*PROBLEM TO WORK ON*: Scan the listing below and copy every line holding "Arrowtooth".
%%
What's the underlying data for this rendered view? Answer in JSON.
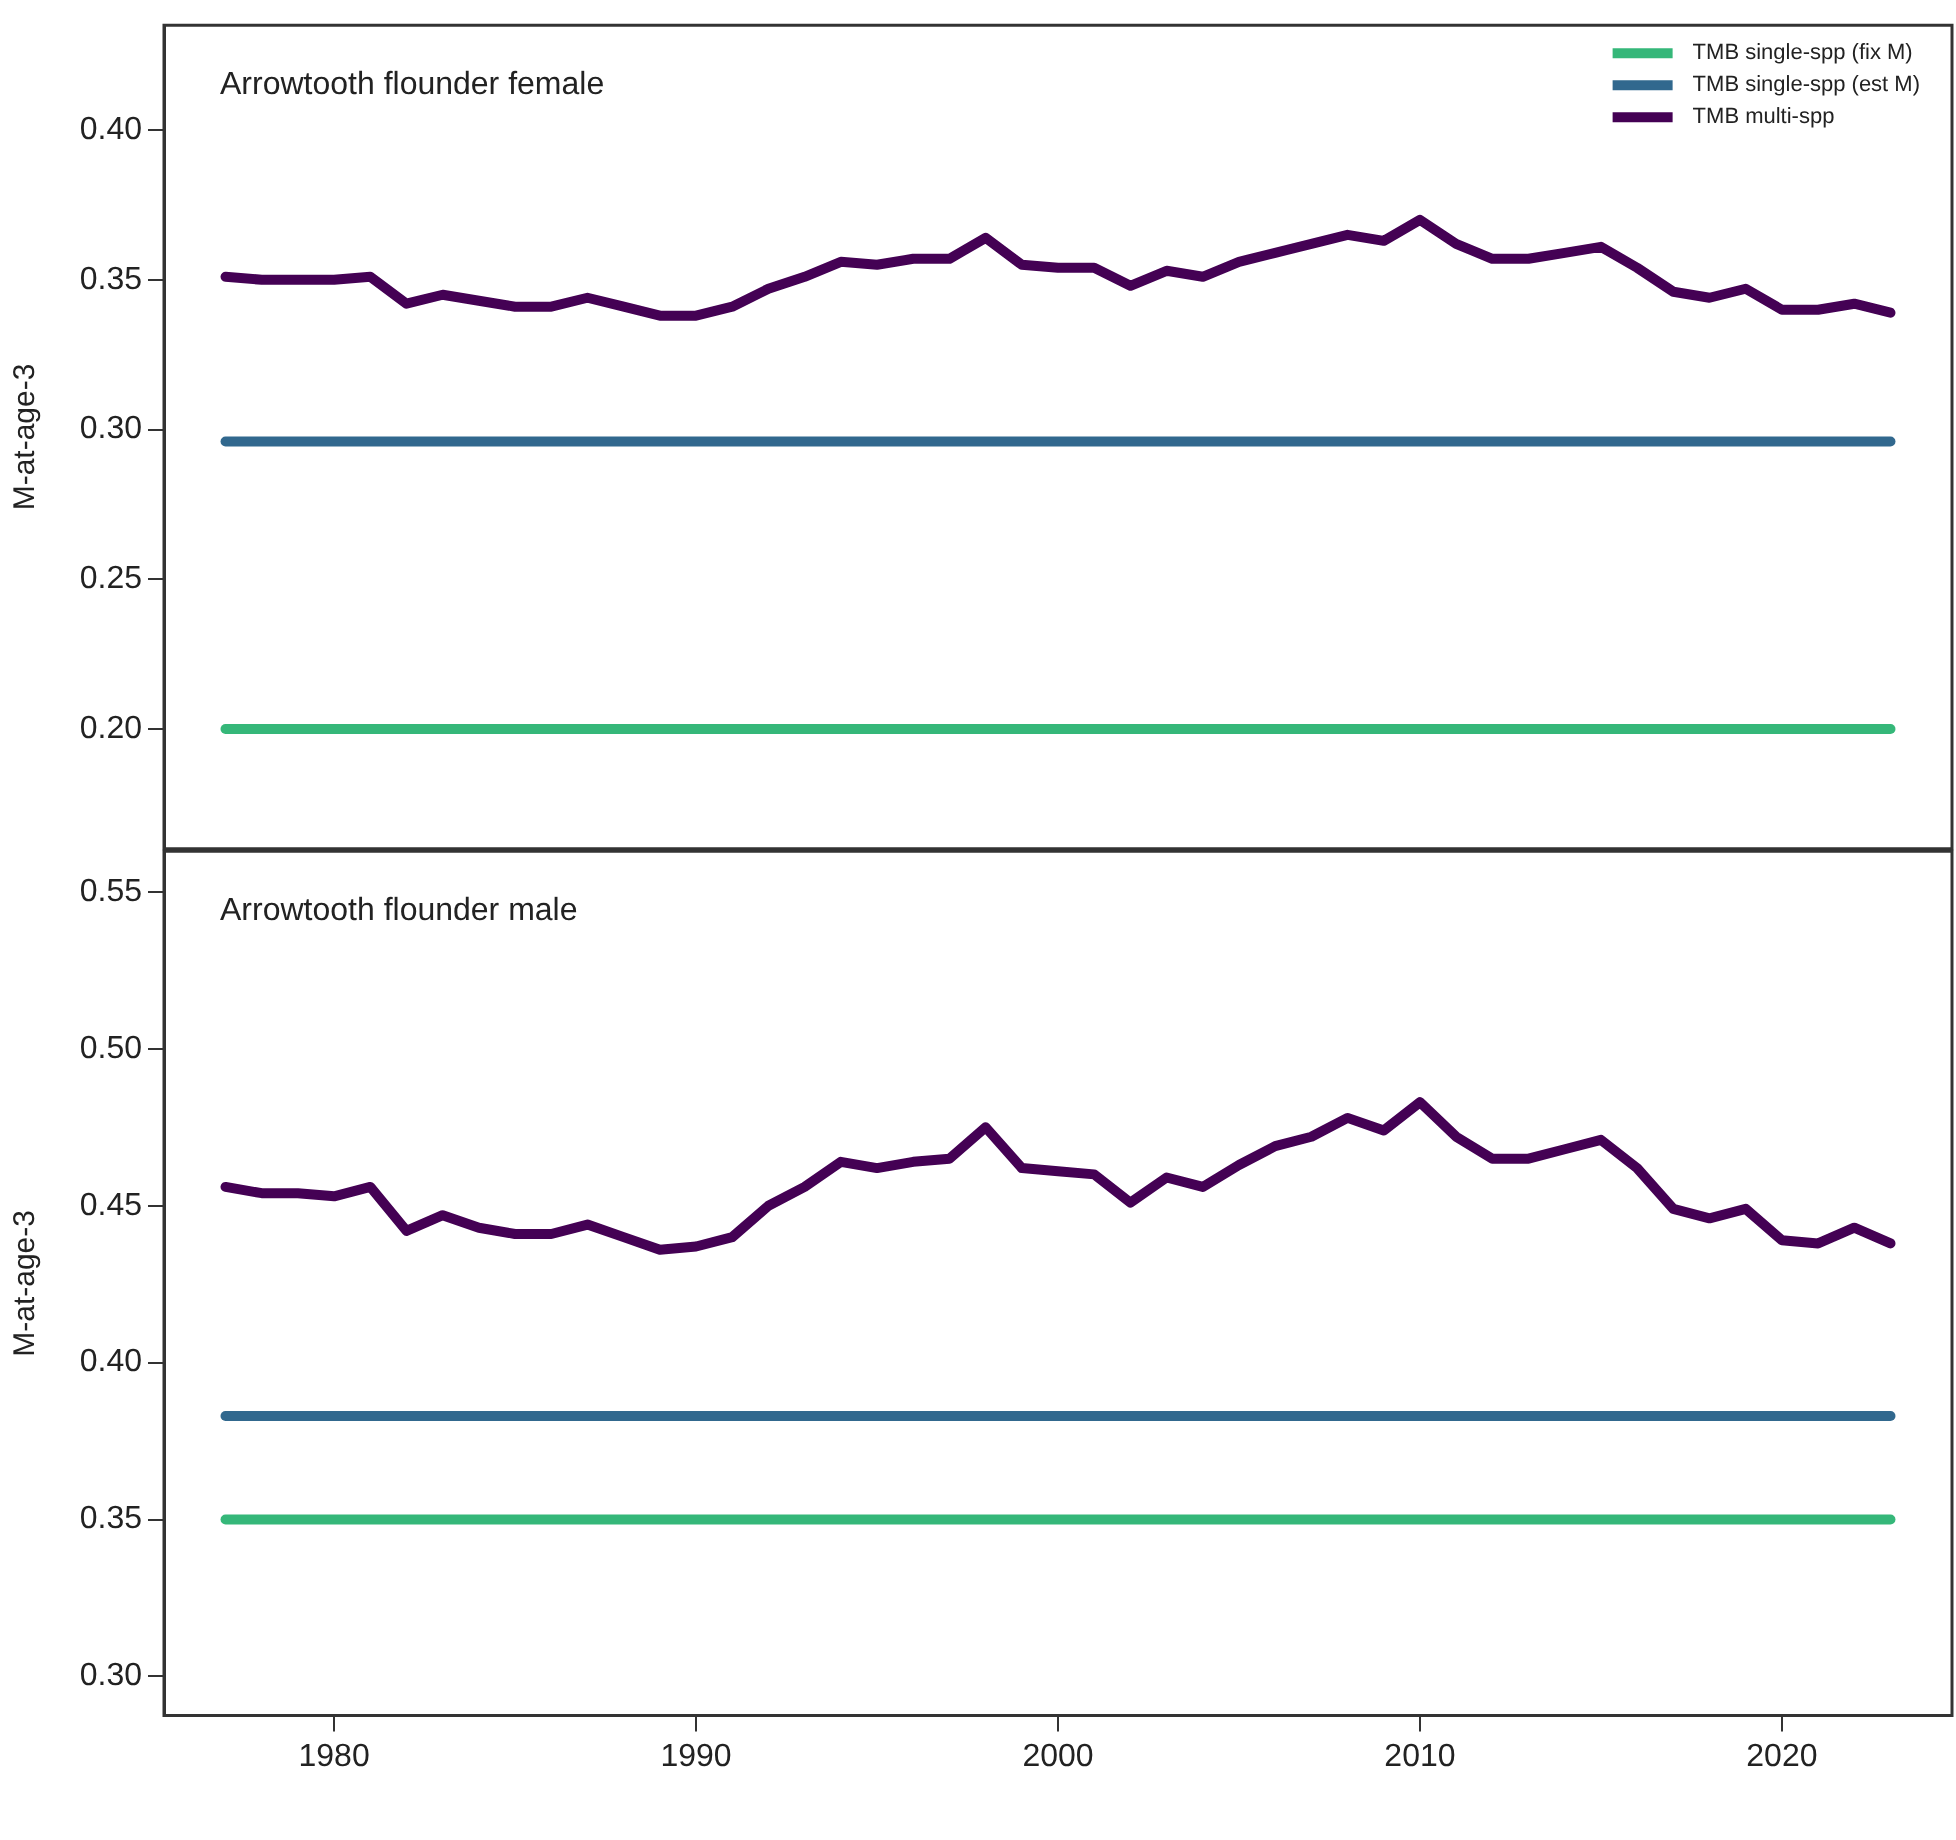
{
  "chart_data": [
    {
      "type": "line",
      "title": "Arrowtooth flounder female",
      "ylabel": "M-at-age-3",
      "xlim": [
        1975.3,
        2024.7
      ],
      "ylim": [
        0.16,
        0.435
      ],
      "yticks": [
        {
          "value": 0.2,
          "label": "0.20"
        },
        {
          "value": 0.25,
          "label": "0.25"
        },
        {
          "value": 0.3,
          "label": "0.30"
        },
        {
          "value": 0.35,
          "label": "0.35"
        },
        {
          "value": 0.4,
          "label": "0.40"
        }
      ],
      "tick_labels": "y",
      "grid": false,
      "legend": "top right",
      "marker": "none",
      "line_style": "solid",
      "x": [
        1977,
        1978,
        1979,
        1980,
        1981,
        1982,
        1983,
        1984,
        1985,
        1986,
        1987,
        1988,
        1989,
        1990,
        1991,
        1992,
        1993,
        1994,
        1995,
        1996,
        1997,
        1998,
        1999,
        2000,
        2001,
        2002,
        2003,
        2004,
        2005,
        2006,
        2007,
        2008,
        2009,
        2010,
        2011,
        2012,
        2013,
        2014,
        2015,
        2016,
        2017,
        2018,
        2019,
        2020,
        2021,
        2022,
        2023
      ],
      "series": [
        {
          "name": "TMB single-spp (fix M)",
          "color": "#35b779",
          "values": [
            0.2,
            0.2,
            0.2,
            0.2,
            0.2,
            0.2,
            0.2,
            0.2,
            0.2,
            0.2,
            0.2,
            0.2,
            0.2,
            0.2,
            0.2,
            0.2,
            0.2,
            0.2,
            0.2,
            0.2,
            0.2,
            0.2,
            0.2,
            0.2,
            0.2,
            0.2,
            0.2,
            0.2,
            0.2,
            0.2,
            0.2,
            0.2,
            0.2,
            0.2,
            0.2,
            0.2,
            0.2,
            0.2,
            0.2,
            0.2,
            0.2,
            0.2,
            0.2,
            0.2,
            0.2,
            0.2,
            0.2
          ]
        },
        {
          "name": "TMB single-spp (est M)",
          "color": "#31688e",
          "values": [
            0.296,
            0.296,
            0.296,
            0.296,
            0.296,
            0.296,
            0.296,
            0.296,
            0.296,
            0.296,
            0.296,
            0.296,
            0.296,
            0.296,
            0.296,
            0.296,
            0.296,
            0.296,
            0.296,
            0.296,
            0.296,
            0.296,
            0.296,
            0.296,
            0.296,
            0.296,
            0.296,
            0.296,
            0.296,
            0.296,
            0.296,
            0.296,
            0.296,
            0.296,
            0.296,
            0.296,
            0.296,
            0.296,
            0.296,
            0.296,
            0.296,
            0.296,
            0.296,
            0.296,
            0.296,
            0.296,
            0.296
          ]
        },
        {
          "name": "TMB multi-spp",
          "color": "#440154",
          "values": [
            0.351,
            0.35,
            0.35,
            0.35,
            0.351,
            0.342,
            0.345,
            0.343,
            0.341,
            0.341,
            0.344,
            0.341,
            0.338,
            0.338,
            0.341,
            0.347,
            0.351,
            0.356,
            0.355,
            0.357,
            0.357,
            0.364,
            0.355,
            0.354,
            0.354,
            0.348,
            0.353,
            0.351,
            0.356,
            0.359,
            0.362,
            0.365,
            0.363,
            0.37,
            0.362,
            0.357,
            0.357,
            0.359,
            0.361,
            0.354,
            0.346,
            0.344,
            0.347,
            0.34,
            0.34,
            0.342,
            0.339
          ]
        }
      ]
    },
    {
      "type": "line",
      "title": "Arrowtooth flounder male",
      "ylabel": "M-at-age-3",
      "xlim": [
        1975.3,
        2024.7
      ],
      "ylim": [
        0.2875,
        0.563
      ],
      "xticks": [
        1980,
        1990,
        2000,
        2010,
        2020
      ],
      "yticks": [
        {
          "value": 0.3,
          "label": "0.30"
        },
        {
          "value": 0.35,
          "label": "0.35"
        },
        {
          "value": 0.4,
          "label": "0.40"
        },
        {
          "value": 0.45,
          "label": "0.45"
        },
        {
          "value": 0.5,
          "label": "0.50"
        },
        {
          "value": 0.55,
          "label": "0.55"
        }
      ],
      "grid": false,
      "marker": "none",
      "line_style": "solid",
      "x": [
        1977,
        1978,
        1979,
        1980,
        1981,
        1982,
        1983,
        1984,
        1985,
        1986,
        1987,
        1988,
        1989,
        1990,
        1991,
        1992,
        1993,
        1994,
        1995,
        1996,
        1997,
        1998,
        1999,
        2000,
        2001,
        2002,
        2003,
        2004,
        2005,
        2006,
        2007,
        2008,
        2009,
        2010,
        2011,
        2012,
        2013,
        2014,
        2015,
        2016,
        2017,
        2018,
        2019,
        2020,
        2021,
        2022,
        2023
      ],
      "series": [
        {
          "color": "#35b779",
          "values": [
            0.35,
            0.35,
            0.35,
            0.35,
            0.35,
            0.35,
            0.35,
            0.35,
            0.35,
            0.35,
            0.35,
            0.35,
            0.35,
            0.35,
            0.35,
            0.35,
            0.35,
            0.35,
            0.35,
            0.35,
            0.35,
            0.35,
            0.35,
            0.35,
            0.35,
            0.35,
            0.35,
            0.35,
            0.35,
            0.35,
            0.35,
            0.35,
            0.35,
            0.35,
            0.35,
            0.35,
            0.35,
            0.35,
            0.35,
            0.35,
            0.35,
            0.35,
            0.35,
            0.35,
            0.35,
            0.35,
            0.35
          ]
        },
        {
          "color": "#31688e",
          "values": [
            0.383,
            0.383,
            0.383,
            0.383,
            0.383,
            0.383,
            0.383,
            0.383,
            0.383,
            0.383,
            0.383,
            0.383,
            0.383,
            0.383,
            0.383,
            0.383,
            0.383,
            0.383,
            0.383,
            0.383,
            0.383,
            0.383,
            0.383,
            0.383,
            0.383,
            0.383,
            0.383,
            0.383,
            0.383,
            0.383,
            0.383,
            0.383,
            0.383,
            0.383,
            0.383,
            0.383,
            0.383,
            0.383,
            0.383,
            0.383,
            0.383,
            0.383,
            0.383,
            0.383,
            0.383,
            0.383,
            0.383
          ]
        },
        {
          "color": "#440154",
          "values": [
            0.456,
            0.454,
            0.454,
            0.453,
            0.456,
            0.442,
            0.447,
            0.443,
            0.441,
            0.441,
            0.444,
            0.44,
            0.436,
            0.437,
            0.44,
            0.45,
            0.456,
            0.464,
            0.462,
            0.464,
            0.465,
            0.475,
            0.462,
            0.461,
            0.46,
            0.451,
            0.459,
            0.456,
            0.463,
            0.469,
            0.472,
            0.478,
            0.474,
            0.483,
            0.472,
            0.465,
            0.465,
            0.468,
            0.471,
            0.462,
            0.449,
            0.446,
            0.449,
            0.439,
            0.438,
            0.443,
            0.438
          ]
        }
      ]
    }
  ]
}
%%
%%
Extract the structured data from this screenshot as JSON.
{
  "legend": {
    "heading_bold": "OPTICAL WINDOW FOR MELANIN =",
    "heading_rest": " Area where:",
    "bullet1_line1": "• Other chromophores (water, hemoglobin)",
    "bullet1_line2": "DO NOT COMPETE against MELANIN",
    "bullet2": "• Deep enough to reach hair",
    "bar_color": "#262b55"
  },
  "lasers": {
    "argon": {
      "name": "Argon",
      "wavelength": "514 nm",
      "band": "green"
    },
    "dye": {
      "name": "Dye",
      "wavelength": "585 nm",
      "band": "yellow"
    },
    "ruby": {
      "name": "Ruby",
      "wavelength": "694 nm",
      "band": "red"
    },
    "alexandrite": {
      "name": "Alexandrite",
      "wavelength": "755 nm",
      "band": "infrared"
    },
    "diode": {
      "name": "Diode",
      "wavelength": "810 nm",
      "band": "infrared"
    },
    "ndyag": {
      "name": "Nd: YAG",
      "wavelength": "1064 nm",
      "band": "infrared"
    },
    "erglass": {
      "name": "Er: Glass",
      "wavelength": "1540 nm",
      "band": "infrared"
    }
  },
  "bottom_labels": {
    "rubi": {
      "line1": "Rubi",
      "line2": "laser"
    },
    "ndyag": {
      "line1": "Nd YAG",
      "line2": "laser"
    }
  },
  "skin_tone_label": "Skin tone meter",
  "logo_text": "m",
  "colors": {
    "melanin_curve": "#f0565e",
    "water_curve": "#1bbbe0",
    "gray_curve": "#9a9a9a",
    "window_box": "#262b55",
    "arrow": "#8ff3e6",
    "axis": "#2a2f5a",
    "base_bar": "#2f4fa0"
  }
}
%%
*TASK SOLUTION*:
      "title": "Arrowtooth flounder female",
      "title": "Arrowtooth flounder male",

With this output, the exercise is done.